-- BEGIN RECORD LIST --

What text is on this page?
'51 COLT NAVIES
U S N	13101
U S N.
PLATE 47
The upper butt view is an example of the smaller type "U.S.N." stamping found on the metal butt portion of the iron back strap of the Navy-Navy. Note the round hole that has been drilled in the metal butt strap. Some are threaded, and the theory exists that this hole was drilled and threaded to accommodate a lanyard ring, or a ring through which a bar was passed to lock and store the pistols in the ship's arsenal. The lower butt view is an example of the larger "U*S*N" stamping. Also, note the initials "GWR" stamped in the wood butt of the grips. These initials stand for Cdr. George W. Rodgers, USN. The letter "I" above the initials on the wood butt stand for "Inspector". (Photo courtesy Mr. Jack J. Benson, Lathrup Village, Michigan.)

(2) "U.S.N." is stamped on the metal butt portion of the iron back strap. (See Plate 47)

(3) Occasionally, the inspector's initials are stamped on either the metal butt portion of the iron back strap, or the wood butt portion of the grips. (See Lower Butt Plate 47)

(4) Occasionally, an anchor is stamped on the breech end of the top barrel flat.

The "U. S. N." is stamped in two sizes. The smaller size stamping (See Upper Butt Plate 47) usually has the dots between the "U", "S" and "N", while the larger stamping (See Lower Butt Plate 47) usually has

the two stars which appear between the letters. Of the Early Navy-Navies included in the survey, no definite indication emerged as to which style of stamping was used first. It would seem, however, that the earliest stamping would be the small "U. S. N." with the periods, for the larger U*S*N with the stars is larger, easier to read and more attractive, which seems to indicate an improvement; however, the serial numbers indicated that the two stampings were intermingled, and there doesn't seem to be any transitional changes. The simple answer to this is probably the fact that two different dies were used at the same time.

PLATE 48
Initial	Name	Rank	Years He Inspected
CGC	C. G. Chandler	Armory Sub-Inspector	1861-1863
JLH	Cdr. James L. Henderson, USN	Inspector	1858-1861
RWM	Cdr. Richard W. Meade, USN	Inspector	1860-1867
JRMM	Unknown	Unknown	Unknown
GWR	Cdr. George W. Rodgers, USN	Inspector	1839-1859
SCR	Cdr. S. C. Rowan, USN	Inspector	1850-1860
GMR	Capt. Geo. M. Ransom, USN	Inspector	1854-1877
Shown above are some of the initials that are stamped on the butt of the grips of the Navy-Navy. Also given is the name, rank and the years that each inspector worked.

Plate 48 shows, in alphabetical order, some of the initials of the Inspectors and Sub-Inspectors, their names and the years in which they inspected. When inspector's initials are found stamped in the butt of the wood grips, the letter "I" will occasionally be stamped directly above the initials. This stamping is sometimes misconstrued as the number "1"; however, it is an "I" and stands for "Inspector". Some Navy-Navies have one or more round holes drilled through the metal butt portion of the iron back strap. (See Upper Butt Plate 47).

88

-- END RECORD LIST --

*WHAT YOU WILL DO*: Write the complete data out, exactly as above.

*RESPONSE TO THE EXERCISE*:
What text is on this page?
'51 COLT NAVIES
U S N	13101
U S N.
PLATE 47
The upper butt view is an example of the smaller type "U.S.N." stamping found on the metal butt portion of the iron back strap of the Navy-Navy. Note the round hole that has been drilled in the metal butt strap. Some are threaded, and the theory exists that this hole was drilled and threaded to accommodate a lanyard ring, or a ring through which a bar was passed to lock and store the pistols in the ship's arsenal. The lower butt view is an example of the larger "U*S*N" stamping. Also, note the initials "GWR" stamped in the wood butt of the grips. These initials stand for Cdr. George W. Rodgers, USN. The letter "I" above the initials on the wood butt stand for "Inspector". (Photo courtesy Mr. Jack J. Benson, Lathrup Village, Michigan.)

(2) "U.S.N." is stamped on the metal butt portion of the iron back strap. (See Plate 47)

(3) Occasionally, the inspector's initials are stamped on either the metal butt portion of the iron back strap, or the wood butt portion of the grips. (See Lower Butt Plate 47)

(4) Occasionally, an anchor is stamped on the breech end of the top barrel flat.

The "U. S. N." is stamped in two sizes. The smaller size stamping (See Upper Butt Plate 47) usually has the dots between the "U", "S" and "N", while the larger stamping (See Lower Butt Plate 47) usually has

the two stars which appear between the letters. Of the Early Navy-Navies included in the survey, no definite indication emerged as to which style of stamping was used first. It would seem, however, that the earliest stamping would be the small "U. S. N." with the periods, for the larger U*S*N with the stars is larger, easier to read and more attractive, which seems to indicate an improvement; however, the serial numbers indicated that the two stampings were intermingled, and there doesn't seem to be any transitional changes. The simple answer to this is probably the fact that two different dies were used at the same time.

PLATE 48
Initial	Name	Rank	Years He Inspected
CGC	C. G. Chandler	Armory Sub-Inspector	1861-1863
JLH	Cdr. James L. Henderson, USN	Inspector	1858-1861
RWM	Cdr. Richard W. Meade, USN	Inspector	1860-1867
JRMM	Unknown	Unknown	Unknown
GWR	Cdr. George W. Rodgers, USN	Inspector	1839-1859
SCR	Cdr. S. C. Rowan, USN	Inspector	1850-1860
GMR	Capt. Geo. M. Ransom, USN	Inspector	1854-1877
Shown above are some of the initials that are stamped on the butt of the grips of the Navy-Navy. Also given is the name, rank and the years that each inspector worked.

Plate 48 shows, in alphabetical order, some of the initials of the Inspectors and Sub-Inspectors, their names and the years in which they inspected. When inspector's initials are found stamped in the butt of the wood grips, the letter "I" will occasionally be stamped directly above the initials. This stamping is sometimes misconstrued as the number "1"; however, it is an "I" and stands for "Inspector". Some Navy-Navies have one or more round holes drilled through the metal butt portion of the iron back strap. (See Upper Butt Plate 47).

88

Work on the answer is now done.